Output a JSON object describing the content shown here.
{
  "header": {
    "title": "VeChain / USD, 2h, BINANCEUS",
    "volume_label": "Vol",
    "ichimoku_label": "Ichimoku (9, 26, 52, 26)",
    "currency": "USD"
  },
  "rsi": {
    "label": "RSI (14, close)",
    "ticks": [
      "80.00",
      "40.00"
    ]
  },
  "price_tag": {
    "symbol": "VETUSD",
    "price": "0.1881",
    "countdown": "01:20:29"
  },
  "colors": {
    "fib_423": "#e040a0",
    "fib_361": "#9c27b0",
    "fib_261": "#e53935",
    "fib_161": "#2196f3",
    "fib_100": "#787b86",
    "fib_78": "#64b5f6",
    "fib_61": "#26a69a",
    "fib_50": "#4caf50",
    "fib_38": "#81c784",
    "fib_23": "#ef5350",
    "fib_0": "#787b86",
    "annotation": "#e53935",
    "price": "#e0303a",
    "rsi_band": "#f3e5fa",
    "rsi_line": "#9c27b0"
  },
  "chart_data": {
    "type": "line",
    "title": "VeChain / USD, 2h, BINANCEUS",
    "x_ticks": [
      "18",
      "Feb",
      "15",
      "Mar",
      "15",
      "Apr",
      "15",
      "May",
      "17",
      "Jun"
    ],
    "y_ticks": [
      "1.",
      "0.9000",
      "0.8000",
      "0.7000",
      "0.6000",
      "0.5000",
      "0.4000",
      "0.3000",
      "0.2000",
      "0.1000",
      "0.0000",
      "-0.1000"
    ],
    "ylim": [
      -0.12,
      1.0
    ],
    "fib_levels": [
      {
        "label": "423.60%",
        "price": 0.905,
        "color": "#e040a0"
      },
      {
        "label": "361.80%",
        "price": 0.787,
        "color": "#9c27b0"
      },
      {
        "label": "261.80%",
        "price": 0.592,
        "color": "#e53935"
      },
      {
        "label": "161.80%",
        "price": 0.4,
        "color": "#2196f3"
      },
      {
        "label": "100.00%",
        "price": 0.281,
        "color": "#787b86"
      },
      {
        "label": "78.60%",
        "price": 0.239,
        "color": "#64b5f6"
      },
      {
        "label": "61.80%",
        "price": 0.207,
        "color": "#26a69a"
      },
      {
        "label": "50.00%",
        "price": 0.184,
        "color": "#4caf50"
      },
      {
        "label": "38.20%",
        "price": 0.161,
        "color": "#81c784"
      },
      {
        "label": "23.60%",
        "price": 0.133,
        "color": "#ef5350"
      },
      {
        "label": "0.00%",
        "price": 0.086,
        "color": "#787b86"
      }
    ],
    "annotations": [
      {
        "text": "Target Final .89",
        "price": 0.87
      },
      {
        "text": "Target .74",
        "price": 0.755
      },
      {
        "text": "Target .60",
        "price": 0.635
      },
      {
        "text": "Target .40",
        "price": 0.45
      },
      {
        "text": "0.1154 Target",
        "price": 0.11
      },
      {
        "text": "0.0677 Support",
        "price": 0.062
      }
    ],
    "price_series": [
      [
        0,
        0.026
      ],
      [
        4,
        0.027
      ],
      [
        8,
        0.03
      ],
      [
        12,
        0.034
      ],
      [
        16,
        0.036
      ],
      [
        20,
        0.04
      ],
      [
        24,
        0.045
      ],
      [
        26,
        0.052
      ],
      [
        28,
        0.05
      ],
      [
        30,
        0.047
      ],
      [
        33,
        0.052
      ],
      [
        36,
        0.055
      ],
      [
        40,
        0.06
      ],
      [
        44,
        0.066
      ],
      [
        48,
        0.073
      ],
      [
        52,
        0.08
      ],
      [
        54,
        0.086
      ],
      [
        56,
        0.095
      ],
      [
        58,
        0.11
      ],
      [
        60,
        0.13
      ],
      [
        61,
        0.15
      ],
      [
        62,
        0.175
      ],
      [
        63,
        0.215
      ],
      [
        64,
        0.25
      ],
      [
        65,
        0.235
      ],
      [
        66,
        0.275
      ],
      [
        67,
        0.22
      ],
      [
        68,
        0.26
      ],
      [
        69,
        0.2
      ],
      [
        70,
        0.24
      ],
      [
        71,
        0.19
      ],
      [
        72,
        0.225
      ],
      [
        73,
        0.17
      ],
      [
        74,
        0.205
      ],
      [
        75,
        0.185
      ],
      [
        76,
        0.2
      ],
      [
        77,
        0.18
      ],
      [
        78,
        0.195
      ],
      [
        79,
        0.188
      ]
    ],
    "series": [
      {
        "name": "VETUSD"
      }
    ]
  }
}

YOUR OBJECTIVE = Return every line exactly.

RESPONSE TO THE TASK =
Output a JSON object describing the content shown here.
{
  "header": {
    "title": "VeChain / USD, 2h, BINANCEUS",
    "volume_label": "Vol",
    "ichimoku_label": "Ichimoku (9, 26, 52, 26)",
    "currency": "USD"
  },
  "rsi": {
    "label": "RSI (14, close)",
    "ticks": [
      "80.00",
      "40.00"
    ]
  },
  "price_tag": {
    "symbol": "VETUSD",
    "price": "0.1881",
    "countdown": "01:20:29"
  },
  "colors": {
    "fib_423": "#e040a0",
    "fib_361": "#9c27b0",
    "fib_261": "#e53935",
    "fib_161": "#2196f3",
    "fib_100": "#787b86",
    "fib_78": "#64b5f6",
    "fib_61": "#26a69a",
    "fib_50": "#4caf50",
    "fib_38": "#81c784",
    "fib_23": "#ef5350",
    "fib_0": "#787b86",
    "annotation": "#e53935",
    "price": "#e0303a",
    "rsi_band": "#f3e5fa",
    "rsi_line": "#9c27b0"
  },
  "chart_data": {
    "type": "line",
    "title": "VeChain / USD, 2h, BINANCEUS",
    "x_ticks": [
      "18",
      "Feb",
      "15",
      "Mar",
      "15",
      "Apr",
      "15",
      "May",
      "17",
      "Jun"
    ],
    "y_ticks": [
      "1.",
      "0.9000",
      "0.8000",
      "0.7000",
      "0.6000",
      "0.5000",
      "0.4000",
      "0.3000",
      "0.2000",
      "0.1000",
      "0.0000",
      "-0.1000"
    ],
    "ylim": [
      -0.12,
      1.0
    ],
    "fib_levels": [
      {
        "label": "423.60%",
        "price": 0.905,
        "color": "#e040a0"
      },
      {
        "label": "361.80%",
        "price": 0.787,
        "color": "#9c27b0"
      },
      {
        "label": "261.80%",
        "price": 0.592,
        "color": "#e53935"
      },
      {
        "label": "161.80%",
        "price": 0.4,
        "color": "#2196f3"
      },
      {
        "label": "100.00%",
        "price": 0.281,
        "color": "#787b86"
      },
      {
        "label": "78.60%",
        "price": 0.239,
        "color": "#64b5f6"
      },
      {
        "label": "61.80%",
        "price": 0.207,
        "color": "#26a69a"
      },
      {
        "label": "50.00%",
        "price": 0.184,
        "color": "#4caf50"
      },
      {
        "label": "38.20%",
        "price": 0.161,
        "color": "#81c784"
      },
      {
        "label": "23.60%",
        "price": 0.133,
        "color": "#ef5350"
      },
      {
        "label": "0.00%",
        "price": 0.086,
        "color": "#787b86"
      }
    ],
    "annotations": [
      {
        "text": "Target Final .89",
        "price": 0.87
      },
      {
        "text": "Target .74",
        "price": 0.755
      },
      {
        "text": "Target .60",
        "price": 0.635
      },
      {
        "text": "Target .40",
        "price": 0.45
      },
      {
        "text": "0.1154 Target",
        "price": 0.11
      },
      {
        "text": "0.0677 Support",
        "price": 0.062
      }
    ],
    "price_series": [
      [
        0,
        0.026
      ],
      [
        4,
        0.027
      ],
      [
        8,
        0.03
      ],
      [
        12,
        0.034
      ],
      [
        16,
        0.036
      ],
      [
        20,
        0.04
      ],
      [
        24,
        0.045
      ],
      [
        26,
        0.052
      ],
      [
        28,
        0.05
      ],
      [
        30,
        0.047
      ],
      [
        33,
        0.052
      ],
      [
        36,
        0.055
      ],
      [
        40,
        0.06
      ],
      [
        44,
        0.066
      ],
      [
        48,
        0.073
      ],
      [
        52,
        0.08
      ],
      [
        54,
        0.086
      ],
      [
        56,
        0.095
      ],
      [
        58,
        0.11
      ],
      [
        60,
        0.13
      ],
      [
        61,
        0.15
      ],
      [
        62,
        0.175
      ],
      [
        63,
        0.215
      ],
      [
        64,
        0.25
      ],
      [
        65,
        0.235
      ],
      [
        66,
        0.275
      ],
      [
        67,
        0.22
      ],
      [
        68,
        0.26
      ],
      [
        69,
        0.2
      ],
      [
        70,
        0.24
      ],
      [
        71,
        0.19
      ],
      [
        72,
        0.225
      ],
      [
        73,
        0.17
      ],
      [
        74,
        0.205
      ],
      [
        75,
        0.185
      ],
      [
        76,
        0.2
      ],
      [
        77,
        0.18
      ],
      [
        78,
        0.195
      ],
      [
        79,
        0.188
      ]
    ],
    "series": [
      {
        "name": "VETUSD"
      }
    ]
  }
}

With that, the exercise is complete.